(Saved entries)
—————
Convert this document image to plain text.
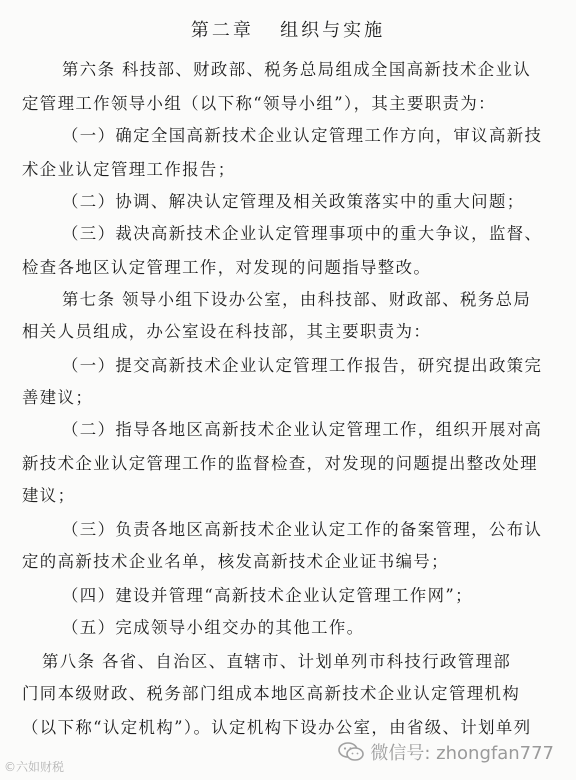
第二章   组织与实施
第六条 科技部、财政部、税务总局组成全国高新技术企业认
定管理工作领导小组（以下称“领导小组”），其主要职责为：
（一）确定全国高新技术企业认定管理工作方向，审议高新技
术企业认定管理工作报告；
（二）协调、解决认定管理及相关政策落实中的重大问题；
（三）裁决高新技术企业认定管理事项中的重大争议，监督、
检查各地区认定管理工作，对发现的问题指导整改。
第七条 领导小组下设办公室，由科技部、财政部、税务总局
相关人员组成，办公室设在科技部，其主要职责为：
（一）提交高新技术企业认定管理工作报告，研究提出政策完
善建议；
（二）指导各地区高新技术企业认定管理工作，组织开展对高
新技术企业认定管理工作的监督检查，对发现的问题提出整改处理
建议；
（三）负责各地区高新技术企业认定工作的备案管理，公布认
定的高新技术企业名单，核发高新技术企业证书编号；
（四）建设并管理“高新技术企业认定管理工作网”；
（五）完成领导小组交办的其他工作。
第八条 各省、自治区、直辖市、计划单列市科技行政管理部
门同本级财政、税务部门组成本地区高新技术企业认定管理机构
（以下称“认定机构”）。认定机构下设办公室，由省级、计划单列
微信号: zhongfan777
©六如财税
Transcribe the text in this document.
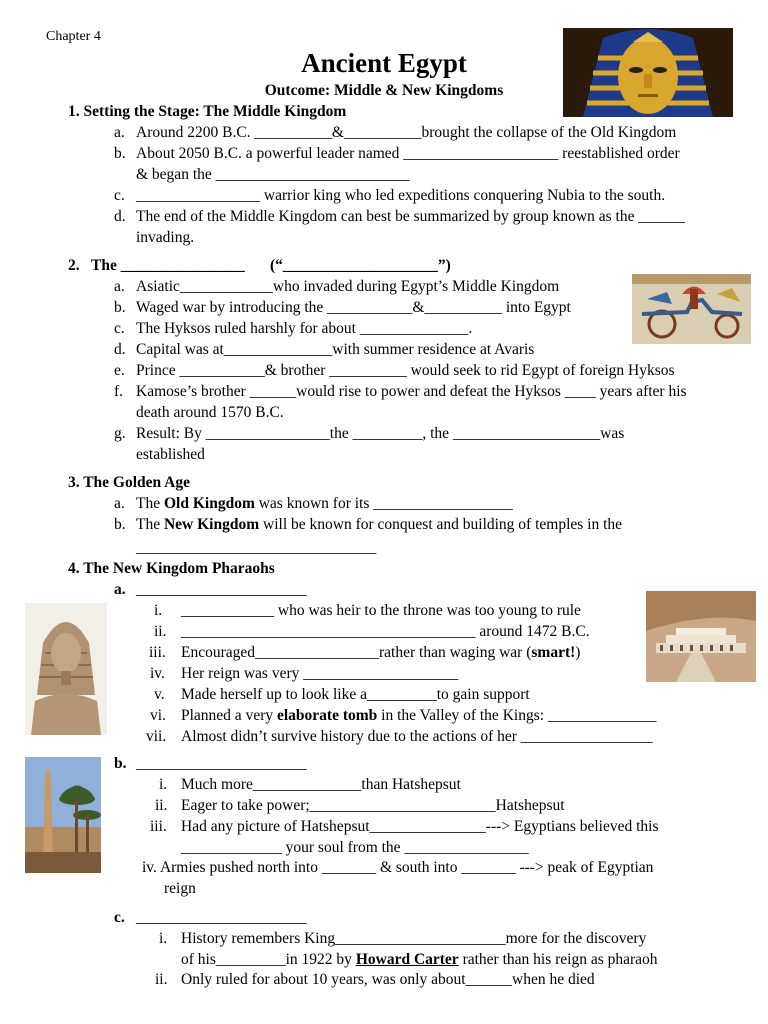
Chapter 4
Ancient Egypt
Outcome: Middle & New Kingdoms
1. Setting the Stage: The Middle Kingdom
a. Around 2200 B.C. __________&__________brought the collapse of the Old Kingdom
b. About 2050 B.C. a powerful leader named ____________________ reestablished order
& began the _________________________
c. ________________ warrior king who led expeditions conquering Nubia to the south.
d. The end of the Middle Kingdom can best be summarized by group known as the ______
invading.
2. The ________________ (“____________________”)
a. Asiatic____________who invaded during Egypt’s Middle Kingdom
b. Waged war by introducing the ___________&__________ into Egypt
c. The Hyksos ruled harshly for about ______________.
d. Capital was at______________with summer residence at Avaris
e. Prince ___________& brother __________ would seek to rid Egypt of foreign Hyksos
f. Kamose’s brother ______would rise to power and defeat the Hyksos ____ years after his
death around 1570 B.C.
g. Result: By ________________the _________, the ___________________was
established
3. The Golden Age
a. The Old Kingdom was known for its __________________
b. The New Kingdom will be known for conquest and building of temples in the
_______________________________
4. The New Kingdom Pharaohs
a. ______________________
i. ____________ who was heir to the throne was too young to rule
ii. ______________________________________ around 1472 B.C.
iii. Encouraged________________rather than waging war (smart!)
iv. Her reign was very ____________________
v. Made herself up to look like a_________to gain support
vi. Planned a very elaborate tomb in the Valley of the Kings: ______________
vii. Almost didn’t survive history due to the actions of her _________________
b. ______________________
i. Much more______________than Hatshepsut
ii. Eager to take power;________________________Hatshepsut
iii. Had any picture of Hatshepsut_______________---> Egyptians believed this
_____________ your soul from the ________________
iv. Armies pushed north into _______ & south into _______ ---> peak of Egyptian
reign
c. ______________________
i. History remembers King______________________more for the discovery
of his_________in 1922 by Howard Carter rather than his reign as pharaoh
ii. Only ruled for about 10 years, was only about______when he died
—————
- **Problem to solve**:
Go through the listing above and write it all out exactly, leaving out any picture.

- **Response to the task**:
Convert this document image to plain text.
第二章   组织与实施
第六条 科技部、财政部、税务总局组成全国高新技术企业认
定管理工作领导小组（以下称“领导小组”），其主要职责为：
（一）确定全国高新技术企业认定管理工作方向，审议高新技
术企业认定管理工作报告；
（二）协调、解决认定管理及相关政策落实中的重大问题；
（三）裁决高新技术企业认定管理事项中的重大争议，监督、
检查各地区认定管理工作，对发现的问题指导整改。
第七条 领导小组下设办公室，由科技部、财政部、税务总局
相关人员组成，办公室设在科技部，其主要职责为：
（一）提交高新技术企业认定管理工作报告，研究提出政策完
善建议；
（二）指导各地区高新技术企业认定管理工作，组织开展对高
新技术企业认定管理工作的监督检查，对发现的问题提出整改处理
建议；
（三）负责各地区高新技术企业认定工作的备案管理，公布认
定的高新技术企业名单，核发高新技术企业证书编号；
（四）建设并管理“高新技术企业认定管理工作网”；
（五）完成领导小组交办的其他工作。
第八条 各省、自治区、直辖市、计划单列市科技行政管理部
门同本级财政、税务部门组成本地区高新技术企业认定管理机构
（以下称“认定机构”）。认定机构下设办公室，由省级、计划单列
微信号: zhongfan777
©六如财税
Transcribe the text in this document.
Chapter 4
Ancient Egypt
Outcome: Middle & New Kingdoms
1. Setting the Stage: The Middle Kingdom
a. Around 2200 B.C. __________&__________brought the collapse of the Old Kingdom
b. About 2050 B.C. a powerful leader named ____________________ reestablished order
& began the _________________________
c. ________________ warrior king who led expeditions conquering Nubia to the south.
d. The end of the Middle Kingdom can best be summarized by group known as the ______
invading.
2. The ________________ (“____________________”)
a. Asiatic____________who invaded during Egypt’s Middle Kingdom
b. Waged war by introducing the ___________&__________ into Egypt
c. The Hyksos ruled harshly for about ______________.
d. Capital was at______________with summer residence at Avaris
e. Prince ___________& brother __________ would seek to rid Egypt of foreign Hyksos
f. Kamose’s brother ______would rise to power and defeat the Hyksos ____ years after his
death around 1570 B.C.
g. Result: By ________________the _________, the ___________________was
established
3. The Golden Age
a. The Old Kingdom was known for its __________________
b. The New Kingdom will be known for conquest and building of temples in the
_______________________________
4. The New Kingdom Pharaohs
a. ______________________
i. ____________ who was heir to the throne was too young to rule
ii. ______________________________________ around 1472 B.C.
iii. Encouraged________________rather than waging war (smart!)
iv. Her reign was very ____________________
v. Made herself up to look like a_________to gain support
vi. Planned a very elaborate tomb in the Valley of the Kings: ______________
vii. Almost didn’t survive history due to the actions of her _________________
b. ______________________
i. Much more______________than Hatshepsut
ii. Eager to take power;________________________Hatshepsut
iii. Had any picture of Hatshepsut_______________---> Egyptians believed this
_____________ your soul from the ________________
iv. Armies pushed north into _______ & south into _______ ---> peak of Egyptian
reign
c. ______________________
i. History remembers King______________________more for the discovery
of his_________in 1922 by Howard Carter rather than his reign as pharaoh
ii. Only ruled for about 10 years, was only about______when he died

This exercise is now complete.